What needs to be done:
Reproduce each line of the material exactly, minus any picture.

Entries provided:
####
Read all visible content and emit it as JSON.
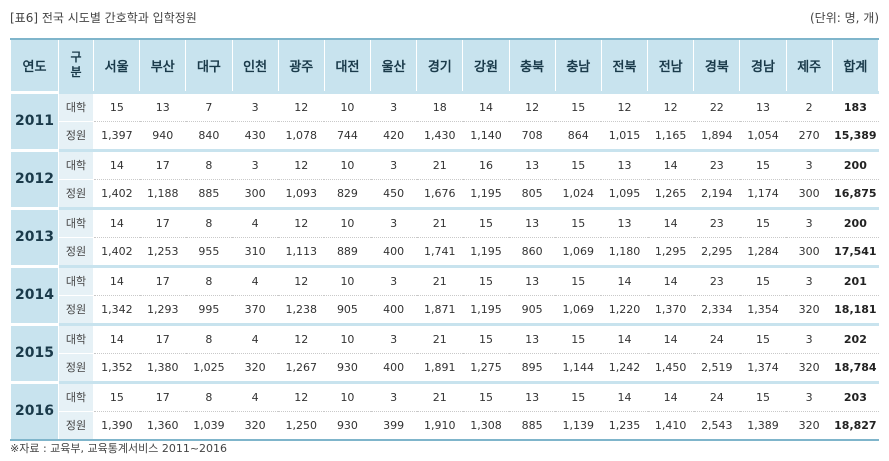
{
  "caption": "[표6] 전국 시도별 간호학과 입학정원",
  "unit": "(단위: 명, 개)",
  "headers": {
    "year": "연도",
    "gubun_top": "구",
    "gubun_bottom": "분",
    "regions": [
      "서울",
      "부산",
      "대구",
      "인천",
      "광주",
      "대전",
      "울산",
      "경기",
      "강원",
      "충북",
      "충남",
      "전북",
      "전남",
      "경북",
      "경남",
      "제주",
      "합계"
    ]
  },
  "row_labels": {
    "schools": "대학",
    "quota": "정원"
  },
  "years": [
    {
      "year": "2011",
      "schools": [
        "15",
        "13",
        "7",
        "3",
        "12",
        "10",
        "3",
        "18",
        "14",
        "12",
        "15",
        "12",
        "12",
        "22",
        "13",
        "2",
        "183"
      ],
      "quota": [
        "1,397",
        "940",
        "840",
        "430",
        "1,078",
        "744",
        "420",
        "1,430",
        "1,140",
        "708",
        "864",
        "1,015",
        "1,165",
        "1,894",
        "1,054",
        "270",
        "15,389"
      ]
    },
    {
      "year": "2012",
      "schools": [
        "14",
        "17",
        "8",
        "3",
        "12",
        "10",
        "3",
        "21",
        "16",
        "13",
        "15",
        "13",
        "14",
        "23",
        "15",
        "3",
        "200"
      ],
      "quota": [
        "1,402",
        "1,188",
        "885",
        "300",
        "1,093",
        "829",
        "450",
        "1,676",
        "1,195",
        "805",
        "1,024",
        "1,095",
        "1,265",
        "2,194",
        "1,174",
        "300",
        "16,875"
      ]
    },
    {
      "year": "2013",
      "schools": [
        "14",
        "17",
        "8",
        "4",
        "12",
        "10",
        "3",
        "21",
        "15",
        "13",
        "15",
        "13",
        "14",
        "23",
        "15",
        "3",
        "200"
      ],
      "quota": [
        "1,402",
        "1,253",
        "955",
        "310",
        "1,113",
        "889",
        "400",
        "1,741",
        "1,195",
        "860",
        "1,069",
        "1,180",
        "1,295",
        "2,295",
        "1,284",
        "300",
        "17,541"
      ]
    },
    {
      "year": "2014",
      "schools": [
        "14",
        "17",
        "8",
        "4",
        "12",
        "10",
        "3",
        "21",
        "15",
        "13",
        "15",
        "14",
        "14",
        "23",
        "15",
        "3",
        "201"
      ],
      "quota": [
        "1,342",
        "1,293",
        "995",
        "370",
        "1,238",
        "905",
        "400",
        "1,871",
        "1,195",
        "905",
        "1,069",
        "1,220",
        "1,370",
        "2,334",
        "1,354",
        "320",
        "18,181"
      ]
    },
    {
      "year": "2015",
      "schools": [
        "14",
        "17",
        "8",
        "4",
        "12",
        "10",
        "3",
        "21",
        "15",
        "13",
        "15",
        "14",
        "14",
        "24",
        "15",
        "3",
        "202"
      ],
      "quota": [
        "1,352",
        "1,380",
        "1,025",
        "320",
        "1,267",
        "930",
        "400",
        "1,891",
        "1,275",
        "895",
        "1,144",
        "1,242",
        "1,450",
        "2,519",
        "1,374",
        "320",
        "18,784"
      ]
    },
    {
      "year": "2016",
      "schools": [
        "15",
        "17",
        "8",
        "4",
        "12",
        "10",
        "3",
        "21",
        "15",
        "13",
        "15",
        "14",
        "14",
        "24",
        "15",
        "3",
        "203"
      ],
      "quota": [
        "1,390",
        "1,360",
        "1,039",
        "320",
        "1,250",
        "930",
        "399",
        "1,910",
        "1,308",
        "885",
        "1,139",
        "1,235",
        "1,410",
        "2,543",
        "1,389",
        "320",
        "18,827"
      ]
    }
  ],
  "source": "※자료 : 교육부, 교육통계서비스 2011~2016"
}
####
Result of this exercise:
Read all visible content and emit it as JSON.
{
  "caption": "[표6] 전국 시도별 간호학과 입학정원",
  "unit": "(단위: 명, 개)",
  "headers": {
    "year": "연도",
    "gubun_top": "구",
    "gubun_bottom": "분",
    "regions": [
      "서울",
      "부산",
      "대구",
      "인천",
      "광주",
      "대전",
      "울산",
      "경기",
      "강원",
      "충북",
      "충남",
      "전북",
      "전남",
      "경북",
      "경남",
      "제주",
      "합계"
    ]
  },
  "row_labels": {
    "schools": "대학",
    "quota": "정원"
  },
  "years": [
    {
      "year": "2011",
      "schools": [
        "15",
        "13",
        "7",
        "3",
        "12",
        "10",
        "3",
        "18",
        "14",
        "12",
        "15",
        "12",
        "12",
        "22",
        "13",
        "2",
        "183"
      ],
      "quota": [
        "1,397",
        "940",
        "840",
        "430",
        "1,078",
        "744",
        "420",
        "1,430",
        "1,140",
        "708",
        "864",
        "1,015",
        "1,165",
        "1,894",
        "1,054",
        "270",
        "15,389"
      ]
    },
    {
      "year": "2012",
      "schools": [
        "14",
        "17",
        "8",
        "3",
        "12",
        "10",
        "3",
        "21",
        "16",
        "13",
        "15",
        "13",
        "14",
        "23",
        "15",
        "3",
        "200"
      ],
      "quota": [
        "1,402",
        "1,188",
        "885",
        "300",
        "1,093",
        "829",
        "450",
        "1,676",
        "1,195",
        "805",
        "1,024",
        "1,095",
        "1,265",
        "2,194",
        "1,174",
        "300",
        "16,875"
      ]
    },
    {
      "year": "2013",
      "schools": [
        "14",
        "17",
        "8",
        "4",
        "12",
        "10",
        "3",
        "21",
        "15",
        "13",
        "15",
        "13",
        "14",
        "23",
        "15",
        "3",
        "200"
      ],
      "quota": [
        "1,402",
        "1,253",
        "955",
        "310",
        "1,113",
        "889",
        "400",
        "1,741",
        "1,195",
        "860",
        "1,069",
        "1,180",
        "1,295",
        "2,295",
        "1,284",
        "300",
        "17,541"
      ]
    },
    {
      "year": "2014",
      "schools": [
        "14",
        "17",
        "8",
        "4",
        "12",
        "10",
        "3",
        "21",
        "15",
        "13",
        "15",
        "14",
        "14",
        "23",
        "15",
        "3",
        "201"
      ],
      "quota": [
        "1,342",
        "1,293",
        "995",
        "370",
        "1,238",
        "905",
        "400",
        "1,871",
        "1,195",
        "905",
        "1,069",
        "1,220",
        "1,370",
        "2,334",
        "1,354",
        "320",
        "18,181"
      ]
    },
    {
      "year": "2015",
      "schools": [
        "14",
        "17",
        "8",
        "4",
        "12",
        "10",
        "3",
        "21",
        "15",
        "13",
        "15",
        "14",
        "14",
        "24",
        "15",
        "3",
        "202"
      ],
      "quota": [
        "1,352",
        "1,380",
        "1,025",
        "320",
        "1,267",
        "930",
        "400",
        "1,891",
        "1,275",
        "895",
        "1,144",
        "1,242",
        "1,450",
        "2,519",
        "1,374",
        "320",
        "18,784"
      ]
    },
    {
      "year": "2016",
      "schools": [
        "15",
        "17",
        "8",
        "4",
        "12",
        "10",
        "3",
        "21",
        "15",
        "13",
        "15",
        "14",
        "14",
        "24",
        "15",
        "3",
        "203"
      ],
      "quota": [
        "1,390",
        "1,360",
        "1,039",
        "320",
        "1,250",
        "930",
        "399",
        "1,910",
        "1,308",
        "885",
        "1,139",
        "1,235",
        "1,410",
        "2,543",
        "1,389",
        "320",
        "18,827"
      ]
    }
  ],
  "source": "※자료 : 교육부, 교육통계서비스 2011~2016"
}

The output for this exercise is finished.